| DIRECTION |
Exclude the pictures and reproduce the remaining data exactly as written.

** Start MATERIAL TO PROCESS **

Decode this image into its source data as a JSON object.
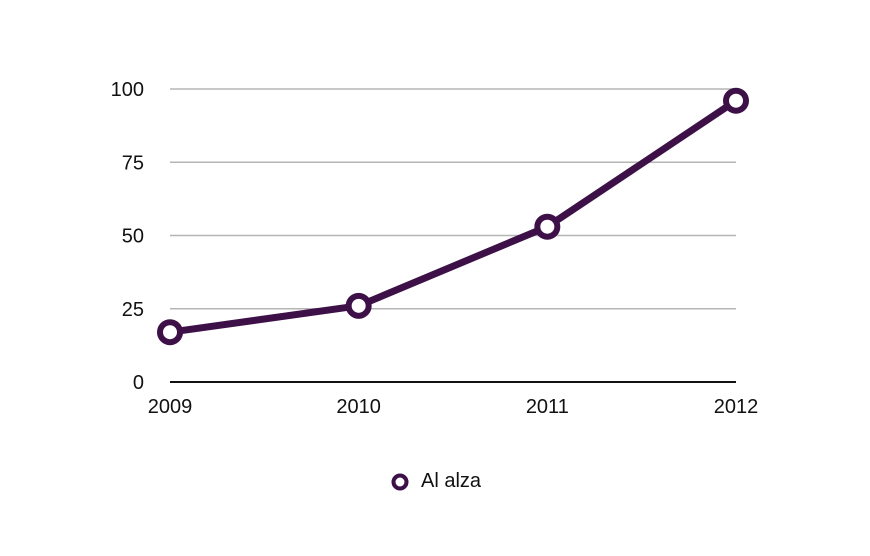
{
  "chart_data": {
    "type": "line",
    "x": [
      "2009",
      "2010",
      "2011",
      "2012"
    ],
    "series": [
      {
        "name": "Al alza",
        "values": [
          17,
          26,
          53,
          96
        ]
      }
    ],
    "ylim": [
      0,
      100
    ],
    "yticks": [
      0,
      25,
      50,
      75,
      100
    ],
    "grid": true,
    "legend": "bottom",
    "colors": {
      "series": "#3d1147",
      "grid": "#b5b5b5",
      "axis": "#111111"
    }
  }
}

** End MATERIAL TO PROCESS **

| ANSWER IN FULL |
Decode this image into its source data as a JSON object.
{
  "chart_data": {
    "type": "line",
    "x": [
      "2009",
      "2010",
      "2011",
      "2012"
    ],
    "series": [
      {
        "name": "Al alza",
        "values": [
          17,
          26,
          53,
          96
        ]
      }
    ],
    "ylim": [
      0,
      100
    ],
    "yticks": [
      0,
      25,
      50,
      75,
      100
    ],
    "grid": true,
    "legend": "bottom",
    "colors": {
      "series": "#3d1147",
      "grid": "#b5b5b5",
      "axis": "#111111"
    }
  }
}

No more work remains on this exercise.